Stored data entries:

——————

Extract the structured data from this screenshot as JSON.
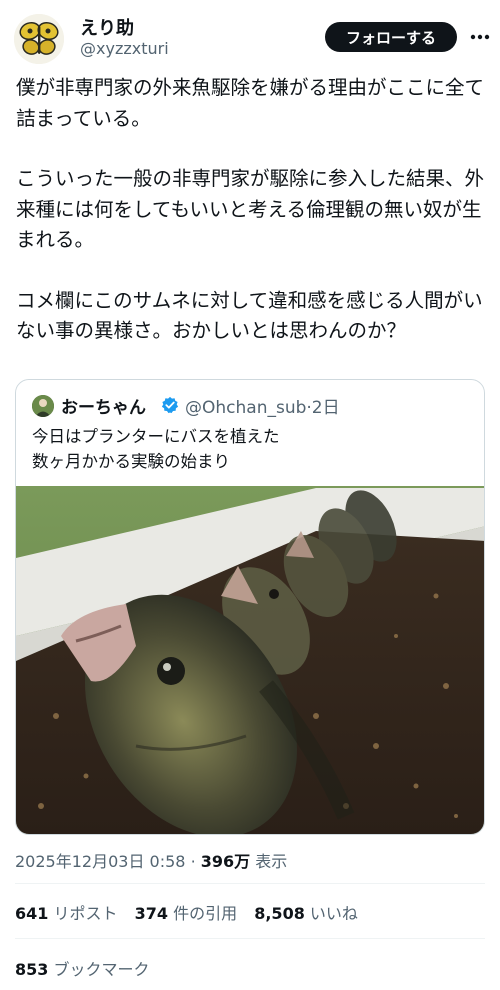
{
  "author": {
    "display_name": "えり助",
    "handle": "@xyzzxturi"
  },
  "follow_label": "フォローする",
  "tweet_paragraphs": [
    "僕が非専門家の外来魚駆除を嫌がる理由がここに全て詰まっている。",
    "こういった一般の非専門家が駆除に参入した結果、外来種には何をしてもいいと考える倫理観の無い奴が生まれる。",
    "コメ欄にこのサムネに対して違和感を感じる人間がいない事の異様さ。おかしいとは思わんのか？"
  ],
  "quoted_tweet": {
    "display_name": "おーちゃん",
    "handle": "@Ohchan_sub",
    "separator": "·",
    "time": "2日",
    "lines": [
      "今日はプランターにバスを植えた",
      "数ヶ月かかる実験の始まり"
    ]
  },
  "meta": {
    "timestamp": "2025年12月03日 0:58",
    "separator": "·",
    "views_count": "396万",
    "views_label": "表示"
  },
  "stats": {
    "reposts_count": "641",
    "reposts_label": "リポスト",
    "quotes_count": "374",
    "quotes_label": "件の引用",
    "likes_count": "8,508",
    "likes_label": "いいね",
    "bookmarks_count": "853",
    "bookmarks_label": "ブックマーク"
  },
  "colors": {
    "text": "#0f1419",
    "secondary": "#536471",
    "border": "#cfd9de",
    "verified": "#1d9bf0",
    "follow_bg": "#0f1419"
  }
}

——————

Goal of the exercise = Scan the listing above and copy all lines containing the word "handle".

Written answer =
    "handle": "@xyzzxturi"
    "handle": "@Ohchan_sub",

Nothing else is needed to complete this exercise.